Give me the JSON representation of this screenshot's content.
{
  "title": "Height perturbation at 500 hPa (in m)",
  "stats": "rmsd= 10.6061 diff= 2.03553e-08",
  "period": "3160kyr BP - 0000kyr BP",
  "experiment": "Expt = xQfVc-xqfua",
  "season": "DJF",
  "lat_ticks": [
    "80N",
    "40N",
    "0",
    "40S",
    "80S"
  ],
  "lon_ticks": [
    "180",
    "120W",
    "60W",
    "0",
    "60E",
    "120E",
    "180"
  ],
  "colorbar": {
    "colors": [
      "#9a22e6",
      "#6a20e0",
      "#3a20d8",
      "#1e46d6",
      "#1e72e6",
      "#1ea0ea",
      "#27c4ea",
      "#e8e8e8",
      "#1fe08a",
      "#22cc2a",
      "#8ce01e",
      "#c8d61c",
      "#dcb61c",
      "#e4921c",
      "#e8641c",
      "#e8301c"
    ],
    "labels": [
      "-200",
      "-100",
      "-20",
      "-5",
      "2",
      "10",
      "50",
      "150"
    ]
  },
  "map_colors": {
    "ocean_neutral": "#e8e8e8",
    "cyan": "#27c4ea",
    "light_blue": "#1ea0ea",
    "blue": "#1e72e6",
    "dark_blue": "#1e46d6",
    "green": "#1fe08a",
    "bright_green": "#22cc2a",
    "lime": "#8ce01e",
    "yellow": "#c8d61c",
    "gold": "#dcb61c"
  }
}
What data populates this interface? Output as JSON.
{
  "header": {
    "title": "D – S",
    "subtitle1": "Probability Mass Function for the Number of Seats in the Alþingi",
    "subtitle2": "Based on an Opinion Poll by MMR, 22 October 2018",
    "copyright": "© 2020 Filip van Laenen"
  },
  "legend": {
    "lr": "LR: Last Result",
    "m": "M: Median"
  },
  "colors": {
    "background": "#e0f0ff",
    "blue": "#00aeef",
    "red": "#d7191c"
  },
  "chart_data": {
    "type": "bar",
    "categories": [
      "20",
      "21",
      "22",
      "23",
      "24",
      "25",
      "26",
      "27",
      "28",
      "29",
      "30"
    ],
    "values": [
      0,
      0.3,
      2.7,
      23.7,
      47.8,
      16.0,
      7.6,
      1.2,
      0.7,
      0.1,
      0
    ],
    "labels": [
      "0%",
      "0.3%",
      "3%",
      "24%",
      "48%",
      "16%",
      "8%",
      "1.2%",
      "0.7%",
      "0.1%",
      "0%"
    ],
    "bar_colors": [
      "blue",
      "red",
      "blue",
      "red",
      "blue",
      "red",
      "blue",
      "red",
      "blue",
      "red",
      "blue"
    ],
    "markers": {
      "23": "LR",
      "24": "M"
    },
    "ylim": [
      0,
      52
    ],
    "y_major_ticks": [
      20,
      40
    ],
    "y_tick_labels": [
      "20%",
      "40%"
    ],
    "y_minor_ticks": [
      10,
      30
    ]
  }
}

━━━━━━━━

- _EXERCISE AIM_:
Exactly reproduce all of the entries.

- _EXERCISE RESPONSE_:
Give me the JSON representation of this screenshot's content.
{
  "title": "Height perturbation at 500 hPa (in m)",
  "stats": "rmsd= 10.6061 diff= 2.03553e-08",
  "period": "3160kyr BP - 0000kyr BP",
  "experiment": "Expt = xQfVc-xqfua",
  "season": "DJF",
  "lat_ticks": [
    "80N",
    "40N",
    "0",
    "40S",
    "80S"
  ],
  "lon_ticks": [
    "180",
    "120W",
    "60W",
    "0",
    "60E",
    "120E",
    "180"
  ],
  "colorbar": {
    "colors": [
      "#9a22e6",
      "#6a20e0",
      "#3a20d8",
      "#1e46d6",
      "#1e72e6",
      "#1ea0ea",
      "#27c4ea",
      "#e8e8e8",
      "#1fe08a",
      "#22cc2a",
      "#8ce01e",
      "#c8d61c",
      "#dcb61c",
      "#e4921c",
      "#e8641c",
      "#e8301c"
    ],
    "labels": [
      "-200",
      "-100",
      "-20",
      "-5",
      "2",
      "10",
      "50",
      "150"
    ]
  },
  "map_colors": {
    "ocean_neutral": "#e8e8e8",
    "cyan": "#27c4ea",
    "light_blue": "#1ea0ea",
    "blue": "#1e72e6",
    "dark_blue": "#1e46d6",
    "green": "#1fe08a",
    "bright_green": "#22cc2a",
    "lime": "#8ce01e",
    "yellow": "#c8d61c",
    "gold": "#dcb61c"
  }
}
What data populates this interface? Output as JSON.
{
  "header": {
    "title": "D – S",
    "subtitle1": "Probability Mass Function for the Number of Seats in the Alþingi",
    "subtitle2": "Based on an Opinion Poll by MMR, 22 October 2018",
    "copyright": "© 2020 Filip van Laenen"
  },
  "legend": {
    "lr": "LR: Last Result",
    "m": "M: Median"
  },
  "colors": {
    "background": "#e0f0ff",
    "blue": "#00aeef",
    "red": "#d7191c"
  },
  "chart_data": {
    "type": "bar",
    "categories": [
      "20",
      "21",
      "22",
      "23",
      "24",
      "25",
      "26",
      "27",
      "28",
      "29",
      "30"
    ],
    "values": [
      0,
      0.3,
      2.7,
      23.7,
      47.8,
      16.0,
      7.6,
      1.2,
      0.7,
      0.1,
      0
    ],
    "labels": [
      "0%",
      "0.3%",
      "3%",
      "24%",
      "48%",
      "16%",
      "8%",
      "1.2%",
      "0.7%",
      "0.1%",
      "0%"
    ],
    "bar_colors": [
      "blue",
      "red",
      "blue",
      "red",
      "blue",
      "red",
      "blue",
      "red",
      "blue",
      "red",
      "blue"
    ],
    "markers": {
      "23": "LR",
      "24": "M"
    },
    "ylim": [
      0,
      52
    ],
    "y_major_ticks": [
      20,
      40
    ],
    "y_tick_labels": [
      "20%",
      "40%"
    ],
    "y_minor_ticks": [
      10,
      30
    ]
  }
}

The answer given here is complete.